───── Provided data
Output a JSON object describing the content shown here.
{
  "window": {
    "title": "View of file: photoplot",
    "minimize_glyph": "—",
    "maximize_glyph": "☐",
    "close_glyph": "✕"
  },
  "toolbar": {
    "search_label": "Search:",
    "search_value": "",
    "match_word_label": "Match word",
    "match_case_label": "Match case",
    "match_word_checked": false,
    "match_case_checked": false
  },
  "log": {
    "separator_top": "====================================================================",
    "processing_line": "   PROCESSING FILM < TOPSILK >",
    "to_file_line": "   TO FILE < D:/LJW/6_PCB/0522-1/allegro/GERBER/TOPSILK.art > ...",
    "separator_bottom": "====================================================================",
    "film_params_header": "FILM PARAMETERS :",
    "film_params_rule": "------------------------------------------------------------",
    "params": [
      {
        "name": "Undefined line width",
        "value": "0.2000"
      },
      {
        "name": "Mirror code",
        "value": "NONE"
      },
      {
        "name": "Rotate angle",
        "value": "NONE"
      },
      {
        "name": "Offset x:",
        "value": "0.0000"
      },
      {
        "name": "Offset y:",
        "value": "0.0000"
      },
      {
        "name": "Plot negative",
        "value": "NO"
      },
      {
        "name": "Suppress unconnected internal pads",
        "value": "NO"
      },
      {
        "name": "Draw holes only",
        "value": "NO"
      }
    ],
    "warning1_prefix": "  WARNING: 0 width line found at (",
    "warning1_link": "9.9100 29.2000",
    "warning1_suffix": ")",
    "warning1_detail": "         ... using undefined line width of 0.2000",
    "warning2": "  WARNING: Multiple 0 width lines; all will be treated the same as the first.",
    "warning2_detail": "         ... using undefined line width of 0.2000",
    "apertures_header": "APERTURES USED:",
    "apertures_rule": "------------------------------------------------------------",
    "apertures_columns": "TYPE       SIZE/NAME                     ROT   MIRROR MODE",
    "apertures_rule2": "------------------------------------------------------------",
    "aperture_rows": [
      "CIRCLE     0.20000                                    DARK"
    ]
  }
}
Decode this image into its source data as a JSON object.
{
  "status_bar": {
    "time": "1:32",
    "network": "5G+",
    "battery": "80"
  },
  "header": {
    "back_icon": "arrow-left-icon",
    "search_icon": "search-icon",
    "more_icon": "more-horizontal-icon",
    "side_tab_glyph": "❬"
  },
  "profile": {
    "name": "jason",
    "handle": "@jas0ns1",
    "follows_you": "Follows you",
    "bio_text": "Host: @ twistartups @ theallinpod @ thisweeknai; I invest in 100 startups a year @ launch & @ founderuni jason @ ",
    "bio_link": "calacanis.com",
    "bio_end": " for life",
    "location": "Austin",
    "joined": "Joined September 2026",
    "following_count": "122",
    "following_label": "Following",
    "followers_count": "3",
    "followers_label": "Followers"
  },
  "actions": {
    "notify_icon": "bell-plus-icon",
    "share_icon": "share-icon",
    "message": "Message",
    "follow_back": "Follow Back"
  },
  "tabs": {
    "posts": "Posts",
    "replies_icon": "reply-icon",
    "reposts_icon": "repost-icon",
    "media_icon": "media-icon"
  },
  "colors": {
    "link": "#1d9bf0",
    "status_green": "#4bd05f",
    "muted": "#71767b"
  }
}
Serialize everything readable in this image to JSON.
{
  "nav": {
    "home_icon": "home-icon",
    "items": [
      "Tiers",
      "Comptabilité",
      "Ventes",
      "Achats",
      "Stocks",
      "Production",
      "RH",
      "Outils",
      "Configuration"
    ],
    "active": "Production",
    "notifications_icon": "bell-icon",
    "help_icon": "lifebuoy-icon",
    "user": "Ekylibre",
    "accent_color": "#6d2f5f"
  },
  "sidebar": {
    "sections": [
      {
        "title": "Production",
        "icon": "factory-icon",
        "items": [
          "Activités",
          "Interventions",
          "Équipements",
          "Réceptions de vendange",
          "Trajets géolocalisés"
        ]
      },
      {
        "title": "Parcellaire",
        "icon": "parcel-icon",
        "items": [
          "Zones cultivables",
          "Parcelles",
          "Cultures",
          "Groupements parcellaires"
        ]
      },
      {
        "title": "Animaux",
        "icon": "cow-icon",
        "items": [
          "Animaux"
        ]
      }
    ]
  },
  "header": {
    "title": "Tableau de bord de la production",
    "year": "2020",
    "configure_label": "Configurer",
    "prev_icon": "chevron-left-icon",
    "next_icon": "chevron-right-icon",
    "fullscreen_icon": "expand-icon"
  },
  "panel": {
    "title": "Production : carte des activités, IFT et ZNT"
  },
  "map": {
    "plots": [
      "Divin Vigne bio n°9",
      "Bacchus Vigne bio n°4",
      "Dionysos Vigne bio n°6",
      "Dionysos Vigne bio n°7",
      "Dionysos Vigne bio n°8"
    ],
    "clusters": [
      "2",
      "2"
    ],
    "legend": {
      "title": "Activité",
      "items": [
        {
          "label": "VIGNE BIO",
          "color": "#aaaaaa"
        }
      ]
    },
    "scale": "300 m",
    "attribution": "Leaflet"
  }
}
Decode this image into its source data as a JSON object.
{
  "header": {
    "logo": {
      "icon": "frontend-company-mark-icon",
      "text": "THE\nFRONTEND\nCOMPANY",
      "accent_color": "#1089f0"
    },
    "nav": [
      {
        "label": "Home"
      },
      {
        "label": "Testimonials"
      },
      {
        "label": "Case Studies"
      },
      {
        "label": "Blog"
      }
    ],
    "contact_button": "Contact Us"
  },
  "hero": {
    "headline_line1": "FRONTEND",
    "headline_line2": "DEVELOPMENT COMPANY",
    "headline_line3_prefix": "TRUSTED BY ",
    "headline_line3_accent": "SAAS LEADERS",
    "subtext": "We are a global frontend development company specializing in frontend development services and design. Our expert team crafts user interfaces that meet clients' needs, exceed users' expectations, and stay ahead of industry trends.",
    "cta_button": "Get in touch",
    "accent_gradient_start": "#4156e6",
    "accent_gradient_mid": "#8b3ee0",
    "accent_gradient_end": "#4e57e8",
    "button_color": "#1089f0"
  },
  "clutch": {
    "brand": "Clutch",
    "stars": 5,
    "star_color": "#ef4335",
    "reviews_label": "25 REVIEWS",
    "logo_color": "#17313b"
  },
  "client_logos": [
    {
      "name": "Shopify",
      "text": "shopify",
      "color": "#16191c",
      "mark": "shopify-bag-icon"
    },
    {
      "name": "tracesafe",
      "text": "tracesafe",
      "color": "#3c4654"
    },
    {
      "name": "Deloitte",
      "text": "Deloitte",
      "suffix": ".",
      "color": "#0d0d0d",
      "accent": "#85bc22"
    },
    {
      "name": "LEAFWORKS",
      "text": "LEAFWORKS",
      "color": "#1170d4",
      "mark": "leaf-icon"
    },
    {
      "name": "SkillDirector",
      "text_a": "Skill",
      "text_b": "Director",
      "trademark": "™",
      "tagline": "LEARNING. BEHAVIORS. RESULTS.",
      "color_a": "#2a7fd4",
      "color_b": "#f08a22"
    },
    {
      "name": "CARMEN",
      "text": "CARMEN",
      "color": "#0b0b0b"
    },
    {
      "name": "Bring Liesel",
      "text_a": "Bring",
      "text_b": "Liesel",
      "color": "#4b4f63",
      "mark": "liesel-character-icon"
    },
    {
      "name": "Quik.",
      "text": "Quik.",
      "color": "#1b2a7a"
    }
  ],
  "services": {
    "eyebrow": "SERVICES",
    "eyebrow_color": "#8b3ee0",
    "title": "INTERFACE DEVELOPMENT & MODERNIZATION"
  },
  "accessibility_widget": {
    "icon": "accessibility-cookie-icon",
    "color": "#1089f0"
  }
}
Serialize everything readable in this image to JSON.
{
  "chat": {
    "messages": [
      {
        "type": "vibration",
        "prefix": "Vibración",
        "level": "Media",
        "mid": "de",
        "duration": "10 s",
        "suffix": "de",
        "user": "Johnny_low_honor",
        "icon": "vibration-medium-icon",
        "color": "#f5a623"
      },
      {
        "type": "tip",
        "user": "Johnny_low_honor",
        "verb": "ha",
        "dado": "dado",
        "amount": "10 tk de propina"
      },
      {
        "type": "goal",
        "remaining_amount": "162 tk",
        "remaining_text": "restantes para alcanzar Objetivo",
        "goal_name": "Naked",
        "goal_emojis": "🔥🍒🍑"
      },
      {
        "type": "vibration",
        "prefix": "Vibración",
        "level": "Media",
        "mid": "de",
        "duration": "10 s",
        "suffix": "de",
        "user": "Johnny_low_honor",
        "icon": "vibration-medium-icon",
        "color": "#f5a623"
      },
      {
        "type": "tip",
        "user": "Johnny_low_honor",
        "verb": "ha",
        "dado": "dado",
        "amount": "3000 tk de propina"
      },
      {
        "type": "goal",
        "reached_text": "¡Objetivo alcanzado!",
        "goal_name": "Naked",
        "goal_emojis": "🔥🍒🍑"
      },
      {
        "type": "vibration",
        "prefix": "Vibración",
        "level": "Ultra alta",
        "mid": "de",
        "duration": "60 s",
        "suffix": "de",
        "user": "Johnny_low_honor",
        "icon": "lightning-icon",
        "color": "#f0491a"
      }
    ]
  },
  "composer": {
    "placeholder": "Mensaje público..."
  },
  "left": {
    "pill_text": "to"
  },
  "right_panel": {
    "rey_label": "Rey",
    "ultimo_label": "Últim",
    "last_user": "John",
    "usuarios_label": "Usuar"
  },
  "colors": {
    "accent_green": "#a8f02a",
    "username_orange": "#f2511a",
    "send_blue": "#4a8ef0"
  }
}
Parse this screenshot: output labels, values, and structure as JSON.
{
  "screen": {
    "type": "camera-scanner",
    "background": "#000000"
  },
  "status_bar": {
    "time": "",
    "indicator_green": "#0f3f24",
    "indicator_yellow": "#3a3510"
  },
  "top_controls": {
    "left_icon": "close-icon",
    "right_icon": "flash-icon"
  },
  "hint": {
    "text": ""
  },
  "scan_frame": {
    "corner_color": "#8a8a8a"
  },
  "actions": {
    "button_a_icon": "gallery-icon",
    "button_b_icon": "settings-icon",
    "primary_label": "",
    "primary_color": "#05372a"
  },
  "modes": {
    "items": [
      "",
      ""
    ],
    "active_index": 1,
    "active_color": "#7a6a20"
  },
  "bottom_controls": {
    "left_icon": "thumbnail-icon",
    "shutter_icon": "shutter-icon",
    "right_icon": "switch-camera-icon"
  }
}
──────────
- **Given request**
Look through the data and show every line containing "bell".

- **Complete answer**
    "notify_icon": "bell-plus-icon",
    "notifications_icon": "bell-icon",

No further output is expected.